List all lines of the data containing the word "value".

⟨

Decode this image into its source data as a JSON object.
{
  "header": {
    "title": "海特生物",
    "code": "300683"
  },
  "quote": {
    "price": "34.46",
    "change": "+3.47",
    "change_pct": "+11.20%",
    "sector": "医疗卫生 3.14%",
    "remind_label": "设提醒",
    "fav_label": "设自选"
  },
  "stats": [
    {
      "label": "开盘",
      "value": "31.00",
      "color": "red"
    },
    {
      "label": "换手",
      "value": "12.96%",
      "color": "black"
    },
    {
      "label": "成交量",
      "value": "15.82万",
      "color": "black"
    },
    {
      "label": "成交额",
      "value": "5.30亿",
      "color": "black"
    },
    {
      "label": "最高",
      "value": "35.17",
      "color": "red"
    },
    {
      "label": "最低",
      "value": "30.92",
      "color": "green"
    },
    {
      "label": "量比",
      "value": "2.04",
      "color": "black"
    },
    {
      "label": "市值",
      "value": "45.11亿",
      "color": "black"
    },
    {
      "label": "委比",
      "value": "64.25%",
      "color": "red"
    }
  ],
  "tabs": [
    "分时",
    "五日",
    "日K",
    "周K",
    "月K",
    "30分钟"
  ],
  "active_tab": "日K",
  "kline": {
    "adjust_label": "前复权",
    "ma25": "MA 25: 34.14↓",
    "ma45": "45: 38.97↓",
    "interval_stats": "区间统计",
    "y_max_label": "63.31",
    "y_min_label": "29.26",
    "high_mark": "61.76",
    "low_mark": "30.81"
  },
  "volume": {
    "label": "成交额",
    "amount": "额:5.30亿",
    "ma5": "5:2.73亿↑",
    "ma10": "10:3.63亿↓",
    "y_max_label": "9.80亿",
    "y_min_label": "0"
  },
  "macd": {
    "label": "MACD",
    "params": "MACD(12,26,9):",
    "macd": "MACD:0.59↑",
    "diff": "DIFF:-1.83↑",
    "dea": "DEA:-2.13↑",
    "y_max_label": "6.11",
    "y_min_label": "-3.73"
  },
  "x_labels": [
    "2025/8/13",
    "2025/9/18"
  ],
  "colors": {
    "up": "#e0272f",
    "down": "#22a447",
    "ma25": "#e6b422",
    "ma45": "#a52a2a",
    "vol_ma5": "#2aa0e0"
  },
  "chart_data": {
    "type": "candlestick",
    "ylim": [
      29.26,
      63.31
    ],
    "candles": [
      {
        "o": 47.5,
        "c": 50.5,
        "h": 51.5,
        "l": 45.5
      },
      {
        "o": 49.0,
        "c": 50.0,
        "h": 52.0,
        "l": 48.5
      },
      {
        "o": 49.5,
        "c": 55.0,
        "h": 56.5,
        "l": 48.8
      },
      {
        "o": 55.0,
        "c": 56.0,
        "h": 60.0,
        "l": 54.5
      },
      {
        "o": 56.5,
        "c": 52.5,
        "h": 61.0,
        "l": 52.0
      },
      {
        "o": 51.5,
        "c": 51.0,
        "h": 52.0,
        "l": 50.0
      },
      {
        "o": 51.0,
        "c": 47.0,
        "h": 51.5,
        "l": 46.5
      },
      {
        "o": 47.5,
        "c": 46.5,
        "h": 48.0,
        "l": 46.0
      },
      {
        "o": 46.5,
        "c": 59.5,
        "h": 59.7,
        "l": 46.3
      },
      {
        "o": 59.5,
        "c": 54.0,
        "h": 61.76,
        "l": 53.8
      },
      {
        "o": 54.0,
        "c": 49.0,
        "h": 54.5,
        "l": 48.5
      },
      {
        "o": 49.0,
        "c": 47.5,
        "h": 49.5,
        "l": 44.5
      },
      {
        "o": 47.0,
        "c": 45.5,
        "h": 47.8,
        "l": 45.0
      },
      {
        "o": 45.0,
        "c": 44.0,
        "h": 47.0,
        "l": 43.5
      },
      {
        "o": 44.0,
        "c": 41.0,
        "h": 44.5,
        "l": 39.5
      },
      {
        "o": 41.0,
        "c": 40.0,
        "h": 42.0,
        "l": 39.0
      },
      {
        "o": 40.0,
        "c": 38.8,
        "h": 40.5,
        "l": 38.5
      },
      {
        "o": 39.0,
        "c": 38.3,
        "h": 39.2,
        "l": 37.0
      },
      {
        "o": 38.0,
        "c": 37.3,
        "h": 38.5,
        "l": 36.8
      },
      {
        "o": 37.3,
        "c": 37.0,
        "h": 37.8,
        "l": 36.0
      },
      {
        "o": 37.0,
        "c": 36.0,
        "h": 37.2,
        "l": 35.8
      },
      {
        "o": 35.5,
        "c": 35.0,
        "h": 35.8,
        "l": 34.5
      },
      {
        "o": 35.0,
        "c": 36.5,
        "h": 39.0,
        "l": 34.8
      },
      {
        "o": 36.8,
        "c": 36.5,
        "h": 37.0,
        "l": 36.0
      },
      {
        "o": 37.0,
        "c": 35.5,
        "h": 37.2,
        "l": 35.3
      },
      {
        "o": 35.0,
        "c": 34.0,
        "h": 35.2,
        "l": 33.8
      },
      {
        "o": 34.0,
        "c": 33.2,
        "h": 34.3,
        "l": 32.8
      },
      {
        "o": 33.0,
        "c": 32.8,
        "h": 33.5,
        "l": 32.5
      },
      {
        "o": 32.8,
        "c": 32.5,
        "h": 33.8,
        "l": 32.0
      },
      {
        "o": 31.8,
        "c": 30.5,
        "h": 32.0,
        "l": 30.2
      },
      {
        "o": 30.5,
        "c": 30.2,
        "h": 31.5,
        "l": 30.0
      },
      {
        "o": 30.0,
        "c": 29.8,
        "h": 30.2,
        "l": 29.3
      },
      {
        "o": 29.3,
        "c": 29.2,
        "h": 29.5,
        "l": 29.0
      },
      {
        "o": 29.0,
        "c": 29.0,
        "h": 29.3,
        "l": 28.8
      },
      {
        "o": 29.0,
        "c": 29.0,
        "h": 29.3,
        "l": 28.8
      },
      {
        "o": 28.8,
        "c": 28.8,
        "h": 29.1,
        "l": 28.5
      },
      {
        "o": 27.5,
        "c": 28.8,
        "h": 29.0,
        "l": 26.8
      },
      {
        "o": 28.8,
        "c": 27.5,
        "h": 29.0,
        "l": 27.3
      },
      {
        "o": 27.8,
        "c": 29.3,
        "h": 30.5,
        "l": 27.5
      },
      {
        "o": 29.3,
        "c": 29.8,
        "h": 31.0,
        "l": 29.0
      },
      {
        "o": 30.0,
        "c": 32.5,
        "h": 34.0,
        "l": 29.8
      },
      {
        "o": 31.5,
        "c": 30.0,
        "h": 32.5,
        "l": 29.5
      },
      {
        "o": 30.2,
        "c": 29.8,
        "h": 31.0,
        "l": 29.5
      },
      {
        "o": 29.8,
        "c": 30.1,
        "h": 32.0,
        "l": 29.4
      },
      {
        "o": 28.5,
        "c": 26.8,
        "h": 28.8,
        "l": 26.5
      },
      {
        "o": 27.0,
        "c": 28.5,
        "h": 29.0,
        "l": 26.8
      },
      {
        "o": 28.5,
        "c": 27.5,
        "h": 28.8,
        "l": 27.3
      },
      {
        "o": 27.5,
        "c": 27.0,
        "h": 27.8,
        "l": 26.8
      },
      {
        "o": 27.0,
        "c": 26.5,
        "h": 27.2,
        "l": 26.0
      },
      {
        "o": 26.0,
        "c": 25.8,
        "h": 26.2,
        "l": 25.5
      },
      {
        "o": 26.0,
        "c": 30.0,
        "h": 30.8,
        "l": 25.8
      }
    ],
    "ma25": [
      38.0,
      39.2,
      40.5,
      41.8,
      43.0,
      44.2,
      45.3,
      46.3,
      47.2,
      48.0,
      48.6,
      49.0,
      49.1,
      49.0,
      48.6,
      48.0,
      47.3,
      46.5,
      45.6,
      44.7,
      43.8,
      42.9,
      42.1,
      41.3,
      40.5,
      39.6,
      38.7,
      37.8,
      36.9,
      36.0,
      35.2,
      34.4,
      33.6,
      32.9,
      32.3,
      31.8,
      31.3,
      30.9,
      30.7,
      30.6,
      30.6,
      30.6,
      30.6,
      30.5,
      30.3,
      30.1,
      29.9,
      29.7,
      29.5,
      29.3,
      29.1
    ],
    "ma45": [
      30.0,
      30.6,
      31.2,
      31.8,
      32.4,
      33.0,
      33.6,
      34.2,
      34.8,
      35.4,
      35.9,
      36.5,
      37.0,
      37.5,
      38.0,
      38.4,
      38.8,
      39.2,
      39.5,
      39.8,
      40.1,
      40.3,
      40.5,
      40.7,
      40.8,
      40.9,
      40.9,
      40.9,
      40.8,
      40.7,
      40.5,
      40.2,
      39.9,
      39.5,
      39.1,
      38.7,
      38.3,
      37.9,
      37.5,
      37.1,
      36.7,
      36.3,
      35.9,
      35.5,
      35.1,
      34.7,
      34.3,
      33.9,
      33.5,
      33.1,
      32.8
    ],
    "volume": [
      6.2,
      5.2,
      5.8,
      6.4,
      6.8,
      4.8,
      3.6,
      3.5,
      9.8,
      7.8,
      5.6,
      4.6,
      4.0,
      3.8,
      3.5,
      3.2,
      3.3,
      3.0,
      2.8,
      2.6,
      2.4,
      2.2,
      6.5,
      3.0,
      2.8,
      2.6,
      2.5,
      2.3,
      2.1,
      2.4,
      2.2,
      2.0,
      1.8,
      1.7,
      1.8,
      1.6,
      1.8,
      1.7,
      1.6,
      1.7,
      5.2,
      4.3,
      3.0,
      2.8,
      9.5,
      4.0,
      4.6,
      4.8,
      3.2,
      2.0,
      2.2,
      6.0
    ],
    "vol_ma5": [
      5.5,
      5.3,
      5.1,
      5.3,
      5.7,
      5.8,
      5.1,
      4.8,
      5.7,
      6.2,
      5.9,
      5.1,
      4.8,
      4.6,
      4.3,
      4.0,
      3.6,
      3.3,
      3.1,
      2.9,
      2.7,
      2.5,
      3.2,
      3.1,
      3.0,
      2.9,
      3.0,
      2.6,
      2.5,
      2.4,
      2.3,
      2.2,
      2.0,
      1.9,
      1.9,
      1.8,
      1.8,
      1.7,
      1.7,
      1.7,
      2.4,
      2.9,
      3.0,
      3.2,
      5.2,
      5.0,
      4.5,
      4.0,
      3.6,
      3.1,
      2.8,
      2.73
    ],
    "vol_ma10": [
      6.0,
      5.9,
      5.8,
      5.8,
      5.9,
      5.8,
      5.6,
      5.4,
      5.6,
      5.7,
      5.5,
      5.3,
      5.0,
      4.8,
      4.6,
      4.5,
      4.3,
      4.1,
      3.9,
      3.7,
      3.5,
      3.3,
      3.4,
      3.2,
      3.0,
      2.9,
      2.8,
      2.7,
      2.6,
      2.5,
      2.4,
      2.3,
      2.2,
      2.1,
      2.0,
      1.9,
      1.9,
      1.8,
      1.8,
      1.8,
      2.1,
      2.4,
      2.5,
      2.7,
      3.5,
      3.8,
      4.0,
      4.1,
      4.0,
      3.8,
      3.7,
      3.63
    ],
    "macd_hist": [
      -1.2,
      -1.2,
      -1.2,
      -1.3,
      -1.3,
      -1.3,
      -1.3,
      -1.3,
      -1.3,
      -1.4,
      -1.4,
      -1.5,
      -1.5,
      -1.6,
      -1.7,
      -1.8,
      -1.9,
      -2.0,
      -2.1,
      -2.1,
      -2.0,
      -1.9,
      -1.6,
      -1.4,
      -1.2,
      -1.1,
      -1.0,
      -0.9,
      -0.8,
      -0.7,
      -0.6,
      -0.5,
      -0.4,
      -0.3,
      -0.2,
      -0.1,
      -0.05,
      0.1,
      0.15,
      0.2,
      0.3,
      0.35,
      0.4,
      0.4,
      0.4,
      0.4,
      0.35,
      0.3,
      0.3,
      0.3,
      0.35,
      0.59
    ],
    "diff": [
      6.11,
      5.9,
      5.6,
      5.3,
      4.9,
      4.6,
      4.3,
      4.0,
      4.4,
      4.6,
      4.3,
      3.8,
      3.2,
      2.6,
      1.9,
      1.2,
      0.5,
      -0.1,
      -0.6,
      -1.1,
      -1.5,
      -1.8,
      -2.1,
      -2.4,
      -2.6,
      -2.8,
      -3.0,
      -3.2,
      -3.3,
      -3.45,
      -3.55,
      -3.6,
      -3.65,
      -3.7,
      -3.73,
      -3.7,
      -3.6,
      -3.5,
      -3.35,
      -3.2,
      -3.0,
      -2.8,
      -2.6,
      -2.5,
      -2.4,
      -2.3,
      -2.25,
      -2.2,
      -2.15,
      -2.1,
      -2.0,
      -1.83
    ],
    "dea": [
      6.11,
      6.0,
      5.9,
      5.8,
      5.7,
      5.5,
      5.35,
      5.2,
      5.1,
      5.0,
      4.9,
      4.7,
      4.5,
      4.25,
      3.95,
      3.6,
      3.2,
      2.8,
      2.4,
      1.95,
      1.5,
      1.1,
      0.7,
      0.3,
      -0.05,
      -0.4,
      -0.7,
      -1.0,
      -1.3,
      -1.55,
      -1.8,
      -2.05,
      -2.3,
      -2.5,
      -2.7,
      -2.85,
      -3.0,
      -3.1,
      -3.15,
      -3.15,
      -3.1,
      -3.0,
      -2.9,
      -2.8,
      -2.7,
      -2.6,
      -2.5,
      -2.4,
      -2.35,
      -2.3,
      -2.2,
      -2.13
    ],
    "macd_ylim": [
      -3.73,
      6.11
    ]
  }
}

⟩

_ANSWER_.
      "value": "31.00",
      "value": "12.96%",
      "value": "15.82万",
      "value": "5.30亿",
      "value": "35.17",
      "value": "30.92",
      "value": "2.04",
      "value": "45.11亿",
      "value": "64.25%",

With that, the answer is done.